Retype the material below. Keep every word exactly as it is.

□ □ □ □ □

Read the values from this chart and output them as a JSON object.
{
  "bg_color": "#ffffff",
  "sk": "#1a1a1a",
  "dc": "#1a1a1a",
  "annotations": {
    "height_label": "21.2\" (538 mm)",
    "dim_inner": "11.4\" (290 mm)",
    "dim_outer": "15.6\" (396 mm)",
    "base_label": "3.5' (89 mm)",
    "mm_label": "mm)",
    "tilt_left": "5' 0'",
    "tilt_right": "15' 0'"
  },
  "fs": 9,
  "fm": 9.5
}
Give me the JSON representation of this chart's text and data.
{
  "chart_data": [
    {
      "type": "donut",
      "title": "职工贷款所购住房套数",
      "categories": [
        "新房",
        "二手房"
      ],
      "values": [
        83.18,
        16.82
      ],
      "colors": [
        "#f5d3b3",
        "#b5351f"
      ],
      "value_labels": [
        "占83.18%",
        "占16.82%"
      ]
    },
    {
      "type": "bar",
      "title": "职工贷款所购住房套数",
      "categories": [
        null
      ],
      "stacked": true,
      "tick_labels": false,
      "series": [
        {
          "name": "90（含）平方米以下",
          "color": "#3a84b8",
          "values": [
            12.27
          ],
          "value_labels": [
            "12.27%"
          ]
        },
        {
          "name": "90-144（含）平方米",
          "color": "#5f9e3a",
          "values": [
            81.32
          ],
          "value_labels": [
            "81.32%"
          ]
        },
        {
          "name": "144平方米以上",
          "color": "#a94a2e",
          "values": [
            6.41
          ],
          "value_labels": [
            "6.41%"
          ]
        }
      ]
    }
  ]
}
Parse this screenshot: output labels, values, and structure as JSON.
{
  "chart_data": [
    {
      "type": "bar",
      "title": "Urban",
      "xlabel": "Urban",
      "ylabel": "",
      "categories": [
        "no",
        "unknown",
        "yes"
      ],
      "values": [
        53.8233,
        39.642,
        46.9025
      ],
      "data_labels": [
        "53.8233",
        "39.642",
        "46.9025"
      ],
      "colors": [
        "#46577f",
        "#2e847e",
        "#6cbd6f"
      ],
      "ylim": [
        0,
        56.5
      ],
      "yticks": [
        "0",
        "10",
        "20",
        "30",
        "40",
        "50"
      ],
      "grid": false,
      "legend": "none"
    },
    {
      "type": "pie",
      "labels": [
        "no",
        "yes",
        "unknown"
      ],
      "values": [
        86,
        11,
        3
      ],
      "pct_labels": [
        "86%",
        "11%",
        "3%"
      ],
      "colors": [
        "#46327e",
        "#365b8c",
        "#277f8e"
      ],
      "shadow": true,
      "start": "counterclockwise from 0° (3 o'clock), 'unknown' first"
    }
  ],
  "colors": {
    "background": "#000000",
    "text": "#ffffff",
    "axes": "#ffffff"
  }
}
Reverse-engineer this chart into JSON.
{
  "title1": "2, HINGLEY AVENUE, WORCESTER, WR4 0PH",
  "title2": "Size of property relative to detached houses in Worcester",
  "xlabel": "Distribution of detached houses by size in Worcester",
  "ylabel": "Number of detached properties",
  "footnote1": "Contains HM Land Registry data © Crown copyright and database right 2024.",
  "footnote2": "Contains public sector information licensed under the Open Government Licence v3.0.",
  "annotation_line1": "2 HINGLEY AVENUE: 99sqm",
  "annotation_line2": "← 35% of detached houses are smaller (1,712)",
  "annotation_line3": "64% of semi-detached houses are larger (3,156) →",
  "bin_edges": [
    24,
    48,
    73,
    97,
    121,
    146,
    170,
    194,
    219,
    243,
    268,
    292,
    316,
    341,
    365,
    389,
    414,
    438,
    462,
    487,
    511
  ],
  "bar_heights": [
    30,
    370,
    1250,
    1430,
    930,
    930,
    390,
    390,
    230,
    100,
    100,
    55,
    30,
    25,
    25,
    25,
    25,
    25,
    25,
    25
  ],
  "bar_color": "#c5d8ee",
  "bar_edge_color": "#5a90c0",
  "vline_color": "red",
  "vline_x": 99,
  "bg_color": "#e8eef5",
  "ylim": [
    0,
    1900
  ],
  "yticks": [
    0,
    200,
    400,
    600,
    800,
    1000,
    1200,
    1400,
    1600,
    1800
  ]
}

□ □ □ □ □

• _COMPLETE RESPONSE_
Read the values from this chart and output them as a JSON object.
{
  "bg_color": "#ffffff",
  "sk": "#1a1a1a",
  "dc": "#1a1a1a",
  "annotations": {
    "height_label": "21.2\" (538 mm)",
    "dim_inner": "11.4\" (290 mm)",
    "dim_outer": "15.6\" (396 mm)",
    "base_label": "3.5' (89 mm)",
    "mm_label": "mm)",
    "tilt_left": "5' 0'",
    "tilt_right": "15' 0'"
  },
  "fs": 9,
  "fm": 9.5
}
Give me the JSON representation of this chart's text and data.
{
  "chart_data": [
    {
      "type": "donut",
      "title": "职工贷款所购住房套数",
      "categories": [
        "新房",
        "二手房"
      ],
      "values": [
        83.18,
        16.82
      ],
      "colors": [
        "#f5d3b3",
        "#b5351f"
      ],
      "value_labels": [
        "占83.18%",
        "占16.82%"
      ]
    },
    {
      "type": "bar",
      "title": "职工贷款所购住房套数",
      "categories": [
        null
      ],
      "stacked": true,
      "tick_labels": false,
      "series": [
        {
          "name": "90（含）平方米以下",
          "color": "#3a84b8",
          "values": [
            12.27
          ],
          "value_labels": [
            "12.27%"
          ]
        },
        {
          "name": "90-144（含）平方米",
          "color": "#5f9e3a",
          "values": [
            81.32
          ],
          "value_labels": [
            "81.32%"
          ]
        },
        {
          "name": "144平方米以上",
          "color": "#a94a2e",
          "values": [
            6.41
          ],
          "value_labels": [
            "6.41%"
          ]
        }
      ]
    }
  ]
}
Parse this screenshot: output labels, values, and structure as JSON.
{
  "chart_data": [
    {
      "type": "bar",
      "title": "Urban",
      "xlabel": "Urban",
      "ylabel": "",
      "categories": [
        "no",
        "unknown",
        "yes"
      ],
      "values": [
        53.8233,
        39.642,
        46.9025
      ],
      "data_labels": [
        "53.8233",
        "39.642",
        "46.9025"
      ],
      "colors": [
        "#46577f",
        "#2e847e",
        "#6cbd6f"
      ],
      "ylim": [
        0,
        56.5
      ],
      "yticks": [
        "0",
        "10",
        "20",
        "30",
        "40",
        "50"
      ],
      "grid": false,
      "legend": "none"
    },
    {
      "type": "pie",
      "labels": [
        "no",
        "yes",
        "unknown"
      ],
      "values": [
        86,
        11,
        3
      ],
      "pct_labels": [
        "86%",
        "11%",
        "3%"
      ],
      "colors": [
        "#46327e",
        "#365b8c",
        "#277f8e"
      ],
      "shadow": true,
      "start": "counterclockwise from 0° (3 o'clock), 'unknown' first"
    }
  ],
  "colors": {
    "background": "#000000",
    "text": "#ffffff",
    "axes": "#ffffff"
  }
}
Reverse-engineer this chart into JSON.
{
  "title1": "2, HINGLEY AVENUE, WORCESTER, WR4 0PH",
  "title2": "Size of property relative to detached houses in Worcester",
  "xlabel": "Distribution of detached houses by size in Worcester",
  "ylabel": "Number of detached properties",
  "footnote1": "Contains HM Land Registry data © Crown copyright and database right 2024.",
  "footnote2": "Contains public sector information licensed under the Open Government Licence v3.0.",
  "annotation_line1": "2 HINGLEY AVENUE: 99sqm",
  "annotation_line2": "← 35% of detached houses are smaller (1,712)",
  "annotation_line3": "64% of semi-detached houses are larger (3,156) →",
  "bin_edges": [
    24,
    48,
    73,
    97,
    121,
    146,
    170,
    194,
    219,
    243,
    268,
    292,
    316,
    341,
    365,
    389,
    414,
    438,
    462,
    487,
    511
  ],
  "bar_heights": [
    30,
    370,
    1250,
    1430,
    930,
    930,
    390,
    390,
    230,
    100,
    100,
    55,
    30,
    25,
    25,
    25,
    25,
    25,
    25,
    25
  ],
  "bar_color": "#c5d8ee",
  "bar_edge_color": "#5a90c0",
  "vline_color": "red",
  "vline_x": 99,
  "bg_color": "#e8eef5",
  "ylim": [
    0,
    1900
  ],
  "yticks": [
    0,
    200,
    400,
    600,
    800,
    1000,
    1200,
    1400,
    1600,
    1800
  ]
}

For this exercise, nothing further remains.